(Data entries)
▬▬▬

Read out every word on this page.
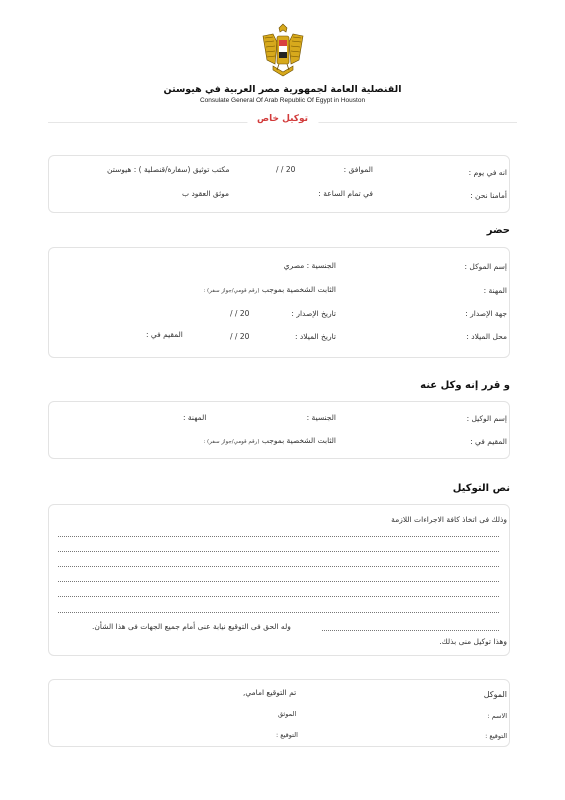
القنصلية العامة لجمهورية مصر العربية في هيوستن
Consulate General Of Arab Republic Of Egypt in Houston
توكيل خاص
انه في يوم :
الموافق :
/ / 20
مكتب توثيق (سفارة/قنصلية ) : هيوستن
أمامنا نحن :
في تمام الساعة :
موثق العقود ب
حضر
إسم الموكل :
الجنسية : مصري
المهنة :
الثابت الشخصية بموجب (رقم قومي/جواز سفر) :
جهة الإصدار :
تاريخ الإصدار :
/ / 20
محل الميلاد :
تاريخ الميلاد :
/ / 20
المقيم في :
و قرر إنه وكل عنه
إسم الوكيل :
الجنسية :
المهنة :
المقيم في :
الثابت الشخصية بموجب (رقم قومي/جواز سفر) :
نص التوكيل
وذلك فى اتخاذ كافة الاجراءات اللازمة
وله الحق فى التوقيع نيابة عنى أمام جميع الجهات فى هذا الشأن.
وهذا توكيل منى بذلك.
الموكل
تم التوقيع امامي,
الاسم :
الموثق
التوقيع :
التوقيع :
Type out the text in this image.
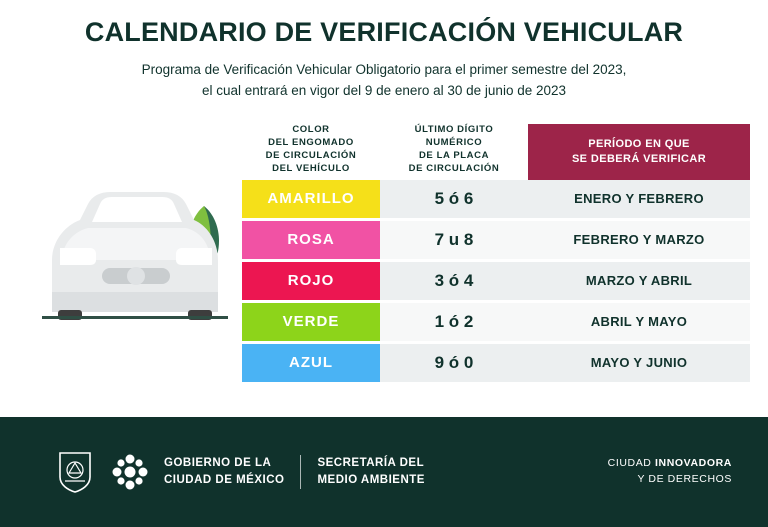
CALENDARIO DE VERIFICACIÓN VEHICULAR

Programa de Verificación Vehicular Obligatorio para el primer semestre del 2023,

el cual entrará en vigor del 9 de enero al 30 de junio de 2023

COLOR
DEL ENGOMADO
DE CIRCULACIÓN
DEL VEHÍCULO
ÚLTIMO DÍGITO
NUMÉRICO
DE LA PLACA
DE CIRCULACIÓN
PERÍODO EN QUE
SE DEBERÁ VERIFICAR
AMARILLO	5 ó 6	ENERO Y FEBRERO
ROSA	7 u 8	FEBRERO Y MARZO
ROJO	3 ó 4	MARZO Y ABRIL
VERDE	1 ó 2	ABRIL Y MAYO
AZUL	9 ó 0	MAYO Y JUNIO
GOBIERNO DE LA
CIUDAD DE MÉXICO
SECRETARÍA DEL
MEDIO AMBIENTE
CIUDAD INNOVADORA
Y DE DERECHOS
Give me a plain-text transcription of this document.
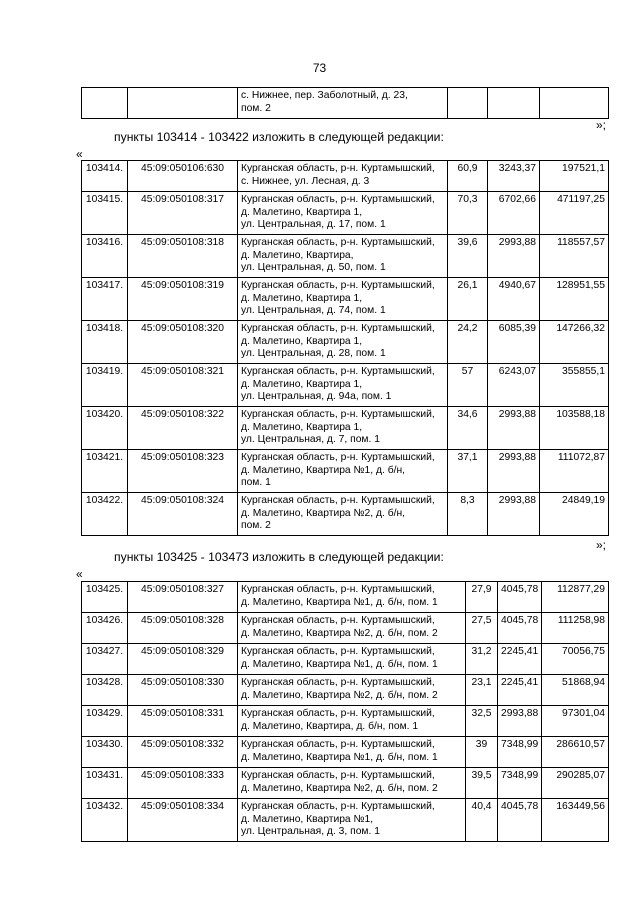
73

с. Нижнее, пер. Заболотный, д. 23,
пом. 2

»;
пункты 103414 - 103422 изложить в следующей редакции:
«
103414.	45:09:050106:630	Курганская область, р-н. Куртамышский,
с. Нижнее, ул. Лесная, д. 3	60,9	3243,37	197521,1
103415.	45:09:050108:317	Курганская область, р-н. Куртамышский,
д. Малетино, Квартира 1,
ул. Центральная, д. 17, пом. 1	70,3	6702,66	471197,25
103416.	45:09:050108:318	Курганская область, р-н. Куртамышский,
д. Малетино, Квартира,
ул. Центральная, д. 50, пом. 1	39,6	2993,88	118557,57
103417.	45:09:050108:319	Курганская область, р-н. Куртамышский,
д. Малетино, Квартира 1,
ул. Центральная, д. 74, пом. 1	26,1	4940,67	128951,55
103418.	45:09:050108:320	Курганская область, р-н. Куртамышский,
д. Малетино, Квартира 1,
ул. Центральная, д. 28, пом. 1	24,2	6085,39	147266,32
103419.	45:09:050108:321	Курганская область, р-н. Куртамышский,
д. Малетино, Квартира 1,
ул. Центральная, д. 94а, пом. 1	57	6243,07	355855,1
103420.	45:09:050108:322	Курганская область, р-н. Куртамышский,
д. Малетино, Квартира 1,
ул. Центральная, д. 7, пом. 1	34,6	2993,88	103588,18
103421.	45:09:050108:323	Курганская область, р-н. Куртамышский,
д. Малетино, Квартира №1, д. б/н,
пом. 1	37,1	2993,88	111072,87
103422.	45:09:050108:324	Курганская область, р-н. Куртамышский,
д. Малетино, Квартира №2, д. б/н,
пом. 2	8,3	2993,88	24849,19
»;
пункты 103425 - 103473 изложить в следующей редакции:
«
103425.	45:09:050108:327	Курганская область, р-н. Куртамышский,
д. Малетино, Квартира №1, д. б/н, пом. 1	27,9	4045,78	112877,29
103426.	45:09:050108:328	Курганская область, р-н. Куртамышский,
д. Малетино, Квартира №2, д. б/н, пом. 2	27,5	4045,78	111258,98
103427.	45:09:050108:329	Курганская область, р-н. Куртамышский,
д. Малетино, Квартира №1, д. б/н, пом. 1	31,2	2245,41	70056,75
103428.	45:09:050108:330	Курганская область, р-н. Куртамышский,
д. Малетино, Квартира №2, д. б/н, пом. 2	23,1	2245,41	51868,94
103429.	45:09:050108:331	Курганская область, р-н. Куртамышский,
д. Малетино, Квартира, д. б/н, пом. 1	32,5	2993,88	97301,04
103430.	45:09:050108:332	Курганская область, р-н. Куртамышский,
д. Малетино, Квартира №1, д. б/н, пом. 1	39	7348,99	286610,57
103431.	45:09:050108:333	Курганская область, р-н. Куртамышский,
д. Малетино, Квартира №2, д. б/н, пом. 2	39,5	7348,99	290285,07
103432.	45:09:050108:334	Курганская область, р-н. Куртамышский,
д. Малетино, Квартира №1,
ул. Центральная, д. 3, пом. 1	40,4	4045,78	163449,56
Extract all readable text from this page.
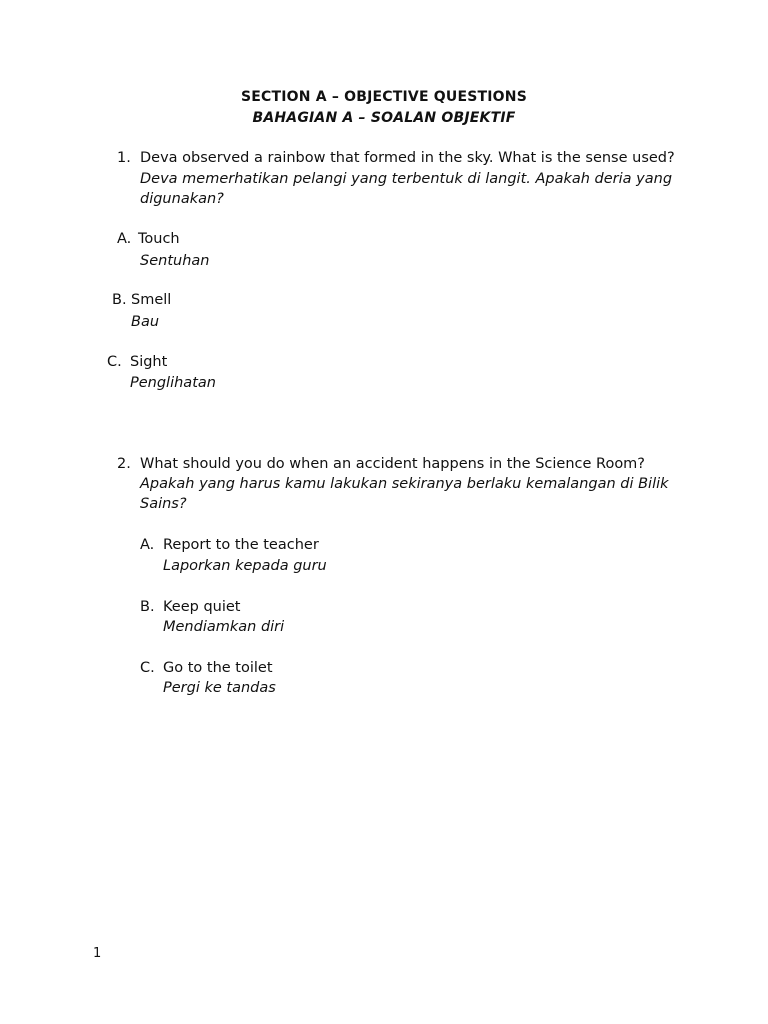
SECTION A – OBJECTIVE QUESTIONS
BAHAGIAN A – SOALAN OBJEKTIF
1. Deva observed a rainbow that formed in the sky. What is the sense used?
Deva memerhatikan pelangi yang terbentuk di langit. Apakah deria yang
digunakan?
A. Touch
Sentuhan
B. Smell
Bau
C. Sight
Penglihatan
2. What should you do when an accident happens in the Science Room?
Apakah yang harus kamu lakukan sekiranya berlaku kemalangan di Bilik
Sains?
A. Report to the teacher
Laporkan kepada guru
B. Keep quiet
Mendiamkan diri
C. Go to the toilet
Pergi ke tandas
1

▬▬▬

• [WHAT YOU NEED TO DO] In the copy, include all records verbatim but no images.

• [WRITTEN REPLY]
Read out every word on this page.
القنصلية العامة لجمهورية مصر العربية في هيوستن
Consulate General Of Arab Republic Of Egypt in Houston
توكيل خاص
انه في يوم :
الموافق :
/ / 20
مكتب توثيق (سفارة/قنصلية ) : هيوستن
أمامنا نحن :
في تمام الساعة :
موثق العقود ب
حضر
إسم الموكل :
الجنسية : مصري
المهنة :
الثابت الشخصية بموجب (رقم قومي/جواز سفر) :
جهة الإصدار :
تاريخ الإصدار :
/ / 20
محل الميلاد :
تاريخ الميلاد :
/ / 20
المقيم في :
و قرر إنه وكل عنه
إسم الوكيل :
الجنسية :
المهنة :
المقيم في :
الثابت الشخصية بموجب (رقم قومي/جواز سفر) :
نص التوكيل
وذلك فى اتخاذ كافة الاجراءات اللازمة
وله الحق فى التوقيع نيابة عنى أمام جميع الجهات فى هذا الشأن.
وهذا توكيل منى بذلك.
الموكل
تم التوقيع امامي,
الاسم :
الموثق
التوقيع :
التوقيع :
Type out the text in this image.
CALENDARIO DE VERIFICACIÓN VEHICULAR

Programa de Verificación Vehicular Obligatorio para el primer semestre del 2023,

el cual entrará en vigor del 9 de enero al 30 de junio de 2023

COLOR
DEL ENGOMADO
DE CIRCULACIÓN
DEL VEHÍCULO
ÚLTIMO DÍGITO
NUMÉRICO
DE LA PLACA
DE CIRCULACIÓN
PERÍODO EN QUE
SE DEBERÁ VERIFICAR
AMARILLO	5 ó 6	ENERO Y FEBRERO
ROSA	7 u 8	FEBRERO Y MARZO
ROJO	3 ó 4	MARZO Y ABRIL
VERDE	1 ó 2	ABRIL Y MAYO
AZUL	9 ó 0	MAYO Y JUNIO
GOBIERNO DE LA
CIUDAD DE MÉXICO
SECRETARÍA DEL
MEDIO AMBIENTE
CIUDAD INNOVADORA
Y DE DERECHOS
Give me a plain-text transcription of this document.
73

с. Нижнее, пер. Заболотный, д. 23,
пом. 2

»;
пункты 103414 - 103422 изложить в следующей редакции:
«
103414.	45:09:050106:630	Курганская область, р-н. Куртамышский,
с. Нижнее, ул. Лесная, д. 3	60,9	3243,37	197521,1
103415.	45:09:050108:317	Курганская область, р-н. Куртамышский,
д. Малетино, Квартира 1,
ул. Центральная, д. 17, пом. 1	70,3	6702,66	471197,25
103416.	45:09:050108:318	Курганская область, р-н. Куртамышский,
д. Малетино, Квартира,
ул. Центральная, д. 50, пом. 1	39,6	2993,88	118557,57
103417.	45:09:050108:319	Курганская область, р-н. Куртамышский,
д. Малетино, Квартира 1,
ул. Центральная, д. 74, пом. 1	26,1	4940,67	128951,55
103418.	45:09:050108:320	Курганская область, р-н. Куртамышский,
д. Малетино, Квартира 1,
ул. Центральная, д. 28, пом. 1	24,2	6085,39	147266,32
103419.	45:09:050108:321	Курганская область, р-н. Куртамышский,
д. Малетино, Квартира 1,
ул. Центральная, д. 94а, пом. 1	57	6243,07	355855,1
103420.	45:09:050108:322	Курганская область, р-н. Куртамышский,
д. Малетино, Квартира 1,
ул. Центральная, д. 7, пом. 1	34,6	2993,88	103588,18
103421.	45:09:050108:323	Курганская область, р-н. Куртамышский,
д. Малетино, Квартира №1, д. б/н,
пом. 1	37,1	2993,88	111072,87
103422.	45:09:050108:324	Курганская область, р-н. Куртамышский,
д. Малетино, Квартира №2, д. б/н,
пом. 2	8,3	2993,88	24849,19
»;
пункты 103425 - 103473 изложить в следующей редакции:
«
103425.	45:09:050108:327	Курганская область, р-н. Куртамышский,
д. Малетино, Квартира №1, д. б/н, пом. 1	27,9	4045,78	112877,29
103426.	45:09:050108:328	Курганская область, р-н. Куртамышский,
д. Малетино, Квартира №2, д. б/н, пом. 2	27,5	4045,78	111258,98
103427.	45:09:050108:329	Курганская область, р-н. Куртамышский,
д. Малетино, Квартира №1, д. б/н, пом. 1	31,2	2245,41	70056,75
103428.	45:09:050108:330	Курганская область, р-н. Куртамышский,
д. Малетино, Квартира №2, д. б/н, пом. 2	23,1	2245,41	51868,94
103429.	45:09:050108:331	Курганская область, р-н. Куртамышский,
д. Малетино, Квартира, д. б/н, пом. 1	32,5	2993,88	97301,04
103430.	45:09:050108:332	Курганская область, р-н. Куртамышский,
д. Малетино, Квартира №1, д. б/н, пом. 1	39	7348,99	286610,57
103431.	45:09:050108:333	Курганская область, р-н. Куртамышский,
д. Малетино, Квартира №2, д. б/н, пом. 2	39,5	7348,99	290285,07
103432.	45:09:050108:334	Курганская область, р-н. Куртамышский,
д. Малетино, Квартира №1,
ул. Центральная, д. 3, пом. 1	40,4	4045,78	163449,56
Extract all readable text from this page.
SECTION A – OBJECTIVE QUESTIONS
BAHAGIAN A – SOALAN OBJEKTIF
1. Deva observed a rainbow that formed in the sky. What is the sense used?
Deva memerhatikan pelangi yang terbentuk di langit. Apakah deria yang
digunakan?
A. Touch
Sentuhan
B. Smell
Bau
C. Sight
Penglihatan
2. What should you do when an accident happens in the Science Room?
Apakah yang harus kamu lakukan sekiranya berlaku kemalangan di Bilik
Sains?
A. Report to the teacher
Laporkan kepada guru
B. Keep quiet
Mendiamkan diri
C. Go to the toilet
Pergi ke tandas
1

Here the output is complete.